---- Dataset extract

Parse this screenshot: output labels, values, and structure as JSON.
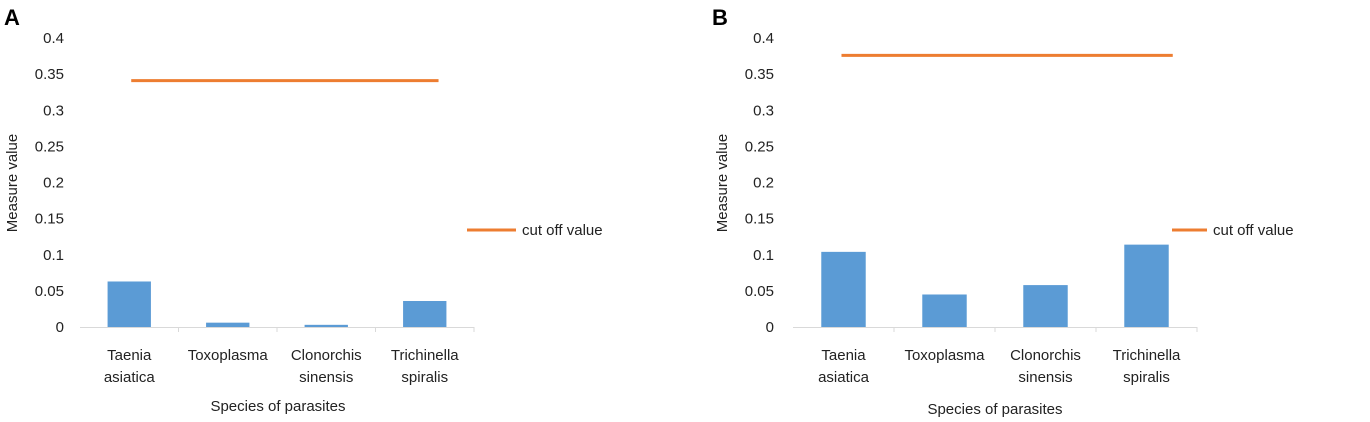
{
  "chart_data": [
    {
      "panel": "A",
      "type": "bar",
      "categories": [
        [
          "Taenia",
          "asiatica"
        ],
        [
          "Toxoplasma"
        ],
        [
          "Clonorchis",
          "sinensis"
        ],
        [
          "Trichinella",
          "spiralis"
        ]
      ],
      "values": [
        0.063,
        0.006,
        0.003,
        0.036
      ],
      "bar_color": "#5B9BD5",
      "cutoff": {
        "name": "cut off value",
        "value": 0.341,
        "color": "#ED7D31"
      },
      "xlabel": "Species of parasites",
      "ylabel": "Measure value",
      "ylim": [
        0,
        0.4
      ],
      "yticks": [
        "0",
        "0.05",
        "0.1",
        "0.15",
        "0.2",
        "0.25",
        "0.3",
        "0.35",
        "0.4"
      ],
      "legend": "right"
    },
    {
      "panel": "B",
      "type": "bar",
      "categories": [
        [
          "Taenia",
          "asiatica"
        ],
        [
          "Toxoplasma"
        ],
        [
          "Clonorchis",
          "sinensis"
        ],
        [
          "Trichinella",
          "spiralis"
        ]
      ],
      "values": [
        0.104,
        0.045,
        0.058,
        0.114
      ],
      "bar_color": "#5B9BD5",
      "cutoff": {
        "name": "cut off value",
        "value": 0.376,
        "color": "#ED7D31"
      },
      "xlabel": "Species of parasites",
      "ylabel": "Measure value",
      "ylim": [
        0,
        0.4
      ],
      "yticks": [
        "0",
        "0.05",
        "0.1",
        "0.15",
        "0.2",
        "0.25",
        "0.3",
        "0.35",
        "0.4"
      ],
      "legend": "right"
    }
  ]
}
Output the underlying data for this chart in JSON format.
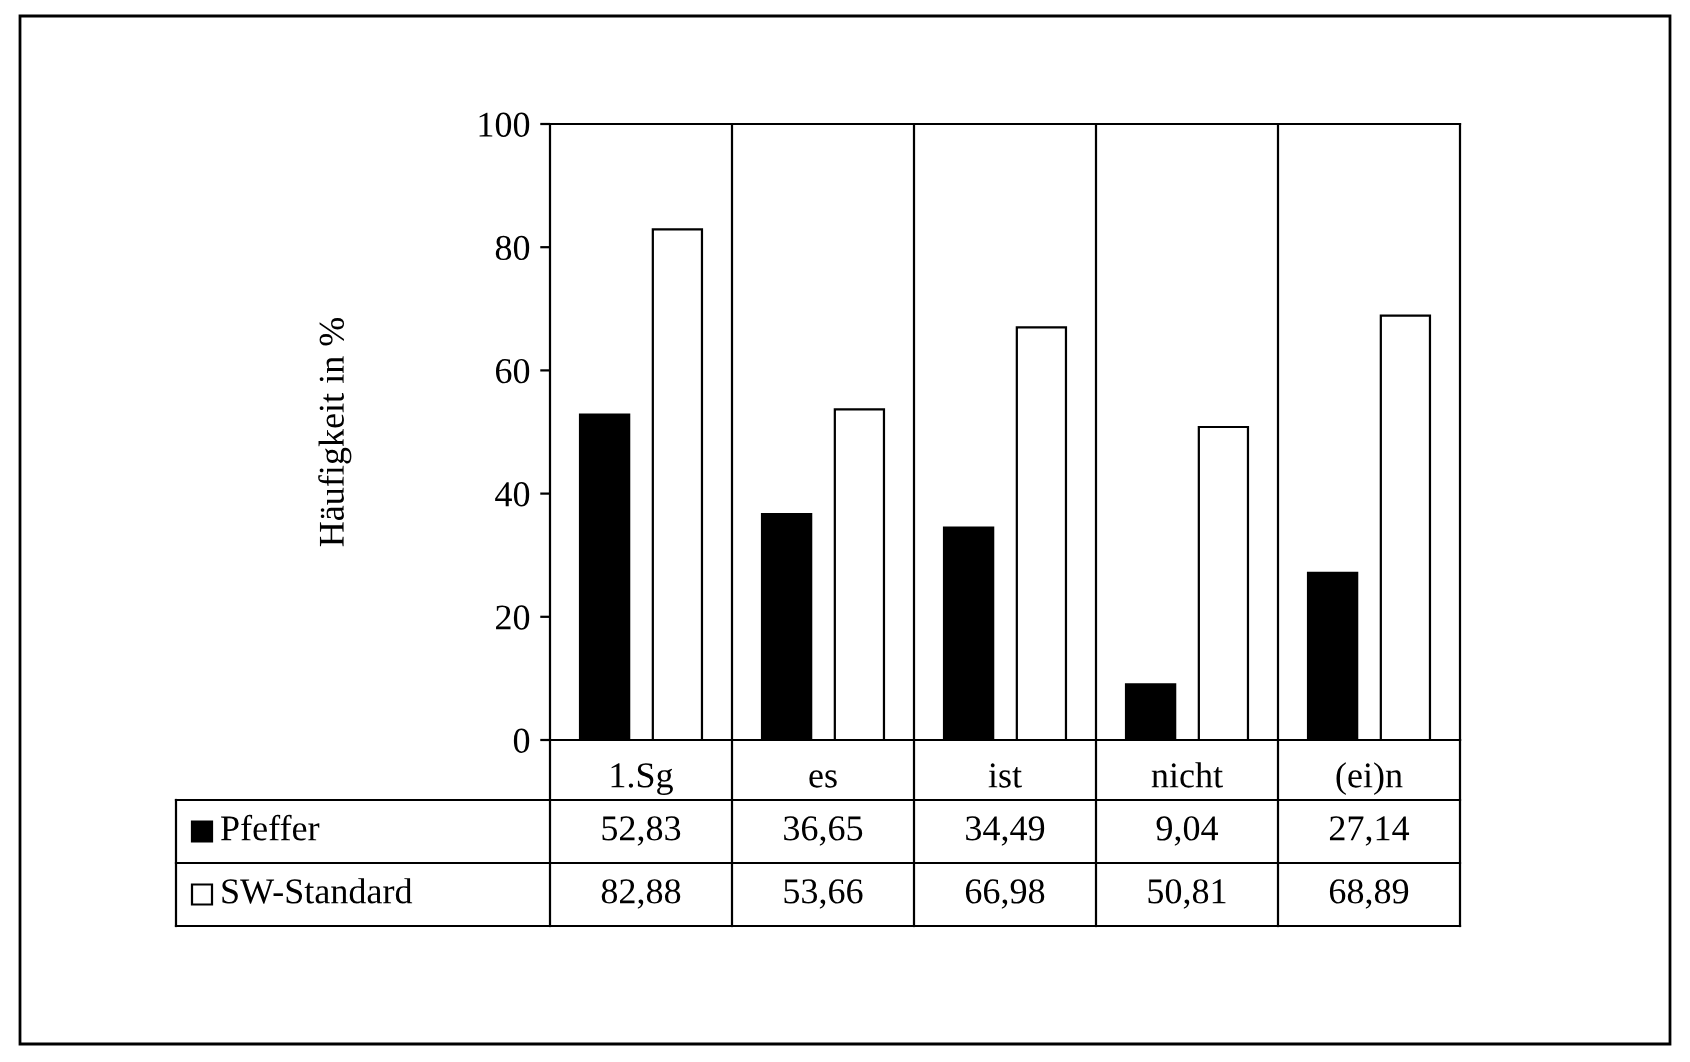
{
  "chart_data": {
    "type": "bar",
    "ylabel": "Häufigkeit in %",
    "categories": [
      "1.Sg",
      "es",
      "ist",
      "nicht",
      "(ei)n"
    ],
    "series": [
      {
        "name": "Pfeffer",
        "color": "#000000",
        "values": [
          52.83,
          36.65,
          34.49,
          9.04,
          27.14
        ],
        "value_labels": [
          "52,83",
          "36,65",
          "34,49",
          "9,04",
          "27,14"
        ]
      },
      {
        "name": "SW-Standard",
        "color": "#ffffff",
        "values": [
          82.88,
          53.66,
          66.98,
          50.81,
          68.89
        ],
        "value_labels": [
          "82,88",
          "53,66",
          "66,98",
          "50,81",
          "68,89"
        ]
      }
    ],
    "ylim": [
      0,
      100
    ],
    "yticks": [
      0,
      20,
      40,
      60,
      80,
      100
    ],
    "grid": "x",
    "legend": "bottom left"
  }
}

--------

» **Task statement**:
Look through the entries and find each line that has the string "name". Copy those lines.

» **The response**:
        "name": "cut off value",
        "name": "cut off value",
        "name": "Pfeffer",
        "name": "SW-Standard",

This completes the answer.